#### STORED ROWS
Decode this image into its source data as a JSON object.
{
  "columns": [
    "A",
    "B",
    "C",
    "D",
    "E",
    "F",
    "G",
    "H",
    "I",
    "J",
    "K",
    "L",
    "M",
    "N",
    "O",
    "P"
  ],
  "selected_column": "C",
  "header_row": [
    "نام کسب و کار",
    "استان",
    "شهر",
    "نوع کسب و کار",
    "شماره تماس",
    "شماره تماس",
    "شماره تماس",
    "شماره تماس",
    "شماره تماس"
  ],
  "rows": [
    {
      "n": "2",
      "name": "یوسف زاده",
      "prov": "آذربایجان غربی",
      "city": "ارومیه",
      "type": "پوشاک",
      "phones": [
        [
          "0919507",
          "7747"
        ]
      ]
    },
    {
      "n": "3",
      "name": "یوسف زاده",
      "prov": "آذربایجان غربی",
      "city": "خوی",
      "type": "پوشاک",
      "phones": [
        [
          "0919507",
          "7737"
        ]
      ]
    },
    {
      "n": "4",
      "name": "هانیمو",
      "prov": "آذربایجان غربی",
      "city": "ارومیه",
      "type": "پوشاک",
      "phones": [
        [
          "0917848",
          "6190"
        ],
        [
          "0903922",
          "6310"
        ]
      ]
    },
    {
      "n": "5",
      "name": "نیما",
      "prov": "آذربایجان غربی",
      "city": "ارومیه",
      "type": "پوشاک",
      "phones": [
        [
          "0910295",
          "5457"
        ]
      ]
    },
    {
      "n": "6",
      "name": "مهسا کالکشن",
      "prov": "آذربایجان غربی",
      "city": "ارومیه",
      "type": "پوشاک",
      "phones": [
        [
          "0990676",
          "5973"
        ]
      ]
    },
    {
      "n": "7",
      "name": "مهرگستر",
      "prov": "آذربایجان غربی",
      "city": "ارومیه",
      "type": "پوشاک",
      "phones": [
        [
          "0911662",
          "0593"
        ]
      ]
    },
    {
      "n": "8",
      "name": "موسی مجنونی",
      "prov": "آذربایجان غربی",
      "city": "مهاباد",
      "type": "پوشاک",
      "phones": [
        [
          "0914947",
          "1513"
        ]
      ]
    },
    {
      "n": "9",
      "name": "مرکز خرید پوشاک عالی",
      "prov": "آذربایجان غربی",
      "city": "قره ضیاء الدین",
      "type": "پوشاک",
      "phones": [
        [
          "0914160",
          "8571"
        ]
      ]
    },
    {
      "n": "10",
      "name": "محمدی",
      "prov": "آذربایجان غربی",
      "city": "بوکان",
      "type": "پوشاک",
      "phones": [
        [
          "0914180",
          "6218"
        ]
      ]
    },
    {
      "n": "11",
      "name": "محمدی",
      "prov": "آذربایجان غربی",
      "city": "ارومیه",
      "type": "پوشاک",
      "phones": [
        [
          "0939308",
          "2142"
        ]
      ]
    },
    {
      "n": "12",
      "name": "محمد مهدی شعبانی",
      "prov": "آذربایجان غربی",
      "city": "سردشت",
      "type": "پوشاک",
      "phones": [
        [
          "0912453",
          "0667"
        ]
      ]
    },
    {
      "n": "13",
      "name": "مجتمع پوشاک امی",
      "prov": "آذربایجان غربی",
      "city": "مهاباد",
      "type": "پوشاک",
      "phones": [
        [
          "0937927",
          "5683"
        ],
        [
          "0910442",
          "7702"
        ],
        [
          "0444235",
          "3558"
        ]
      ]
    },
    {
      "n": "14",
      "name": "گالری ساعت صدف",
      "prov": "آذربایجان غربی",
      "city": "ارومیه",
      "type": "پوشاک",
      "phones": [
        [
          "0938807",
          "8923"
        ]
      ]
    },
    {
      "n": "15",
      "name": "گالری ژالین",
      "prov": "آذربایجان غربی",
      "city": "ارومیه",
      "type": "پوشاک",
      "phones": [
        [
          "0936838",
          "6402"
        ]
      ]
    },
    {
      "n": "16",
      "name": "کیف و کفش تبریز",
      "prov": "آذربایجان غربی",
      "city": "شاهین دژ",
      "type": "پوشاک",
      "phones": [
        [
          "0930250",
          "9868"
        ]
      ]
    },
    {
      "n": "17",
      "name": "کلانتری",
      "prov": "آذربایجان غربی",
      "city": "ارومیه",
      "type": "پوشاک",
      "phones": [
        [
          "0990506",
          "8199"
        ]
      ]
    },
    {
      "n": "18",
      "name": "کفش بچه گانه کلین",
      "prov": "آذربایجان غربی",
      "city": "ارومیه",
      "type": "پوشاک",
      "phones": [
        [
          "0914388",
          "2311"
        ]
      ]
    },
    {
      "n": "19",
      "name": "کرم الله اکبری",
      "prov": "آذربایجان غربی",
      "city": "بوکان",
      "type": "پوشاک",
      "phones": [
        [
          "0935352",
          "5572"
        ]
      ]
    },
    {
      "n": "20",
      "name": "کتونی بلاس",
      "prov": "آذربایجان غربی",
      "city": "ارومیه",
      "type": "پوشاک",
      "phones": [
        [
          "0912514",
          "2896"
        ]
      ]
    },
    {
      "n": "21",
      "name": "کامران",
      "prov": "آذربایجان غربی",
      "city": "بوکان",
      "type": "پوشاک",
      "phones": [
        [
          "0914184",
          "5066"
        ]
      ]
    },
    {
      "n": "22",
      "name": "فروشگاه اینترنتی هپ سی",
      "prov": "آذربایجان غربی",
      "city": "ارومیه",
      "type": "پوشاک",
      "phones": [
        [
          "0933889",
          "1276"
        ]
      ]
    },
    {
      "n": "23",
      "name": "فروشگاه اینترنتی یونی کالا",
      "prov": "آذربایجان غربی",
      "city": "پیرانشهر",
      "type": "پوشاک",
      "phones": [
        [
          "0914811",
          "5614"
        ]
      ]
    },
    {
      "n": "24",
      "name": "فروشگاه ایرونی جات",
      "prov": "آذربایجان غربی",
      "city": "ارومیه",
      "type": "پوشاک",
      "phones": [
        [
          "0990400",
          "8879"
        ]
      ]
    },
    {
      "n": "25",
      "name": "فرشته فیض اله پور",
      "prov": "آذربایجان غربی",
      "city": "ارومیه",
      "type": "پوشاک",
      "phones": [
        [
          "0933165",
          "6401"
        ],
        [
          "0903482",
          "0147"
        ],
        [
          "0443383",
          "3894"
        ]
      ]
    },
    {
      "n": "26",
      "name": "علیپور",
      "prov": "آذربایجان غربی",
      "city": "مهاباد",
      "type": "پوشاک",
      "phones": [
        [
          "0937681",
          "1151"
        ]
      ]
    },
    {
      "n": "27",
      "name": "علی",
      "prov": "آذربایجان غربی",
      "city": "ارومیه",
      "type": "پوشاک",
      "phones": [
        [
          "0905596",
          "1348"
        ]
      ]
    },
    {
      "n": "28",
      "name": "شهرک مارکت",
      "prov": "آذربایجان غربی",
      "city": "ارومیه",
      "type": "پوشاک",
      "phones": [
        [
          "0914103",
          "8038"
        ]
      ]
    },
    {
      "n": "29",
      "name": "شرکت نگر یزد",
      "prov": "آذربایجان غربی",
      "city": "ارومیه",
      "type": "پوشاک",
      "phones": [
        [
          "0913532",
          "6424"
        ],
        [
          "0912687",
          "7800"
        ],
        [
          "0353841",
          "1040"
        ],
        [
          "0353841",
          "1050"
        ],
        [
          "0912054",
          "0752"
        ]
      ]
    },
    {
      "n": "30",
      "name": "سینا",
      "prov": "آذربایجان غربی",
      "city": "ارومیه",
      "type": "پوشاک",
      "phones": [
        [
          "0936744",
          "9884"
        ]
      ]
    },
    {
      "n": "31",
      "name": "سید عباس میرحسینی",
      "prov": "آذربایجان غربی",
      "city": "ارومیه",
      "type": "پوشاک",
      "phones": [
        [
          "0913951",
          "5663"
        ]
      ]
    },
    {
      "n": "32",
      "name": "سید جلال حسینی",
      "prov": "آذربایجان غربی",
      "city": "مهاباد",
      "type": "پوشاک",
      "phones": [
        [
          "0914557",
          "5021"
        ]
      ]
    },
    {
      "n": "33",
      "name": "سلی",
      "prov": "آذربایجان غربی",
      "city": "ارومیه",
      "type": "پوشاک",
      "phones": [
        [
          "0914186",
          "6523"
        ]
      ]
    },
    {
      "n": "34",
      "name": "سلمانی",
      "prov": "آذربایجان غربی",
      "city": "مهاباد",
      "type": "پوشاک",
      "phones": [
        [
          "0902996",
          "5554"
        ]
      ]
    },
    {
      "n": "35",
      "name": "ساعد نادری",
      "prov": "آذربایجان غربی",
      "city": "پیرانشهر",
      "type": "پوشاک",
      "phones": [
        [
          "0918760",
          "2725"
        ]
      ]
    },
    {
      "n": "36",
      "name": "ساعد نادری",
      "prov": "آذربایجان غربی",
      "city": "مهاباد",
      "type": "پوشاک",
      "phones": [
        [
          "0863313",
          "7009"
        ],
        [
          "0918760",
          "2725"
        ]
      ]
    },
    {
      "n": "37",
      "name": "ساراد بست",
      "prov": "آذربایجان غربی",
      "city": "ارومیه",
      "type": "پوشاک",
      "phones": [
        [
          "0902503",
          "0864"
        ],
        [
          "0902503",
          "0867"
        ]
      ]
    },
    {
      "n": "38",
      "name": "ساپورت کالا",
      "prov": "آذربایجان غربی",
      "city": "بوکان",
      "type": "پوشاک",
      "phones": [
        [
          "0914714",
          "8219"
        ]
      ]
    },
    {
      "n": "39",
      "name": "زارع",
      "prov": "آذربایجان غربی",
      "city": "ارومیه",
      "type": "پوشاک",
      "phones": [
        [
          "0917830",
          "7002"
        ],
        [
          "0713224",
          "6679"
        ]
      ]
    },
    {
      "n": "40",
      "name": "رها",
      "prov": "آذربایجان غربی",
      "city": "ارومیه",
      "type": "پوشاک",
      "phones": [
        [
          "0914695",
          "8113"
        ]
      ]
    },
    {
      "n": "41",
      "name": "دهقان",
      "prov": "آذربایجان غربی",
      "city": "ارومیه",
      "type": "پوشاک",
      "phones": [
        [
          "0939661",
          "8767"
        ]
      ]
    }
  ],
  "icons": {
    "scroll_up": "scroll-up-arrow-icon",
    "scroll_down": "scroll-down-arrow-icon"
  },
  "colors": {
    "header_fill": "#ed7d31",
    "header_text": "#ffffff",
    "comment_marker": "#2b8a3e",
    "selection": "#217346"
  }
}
########
§ EXERCISE GOAL
Copy every line of the listing that includes the string "scroll".

§ FINAL RESULT
    "scroll_up": "scroll-up-arrow-icon",
    "scroll_down": "scroll-down-arrow-icon"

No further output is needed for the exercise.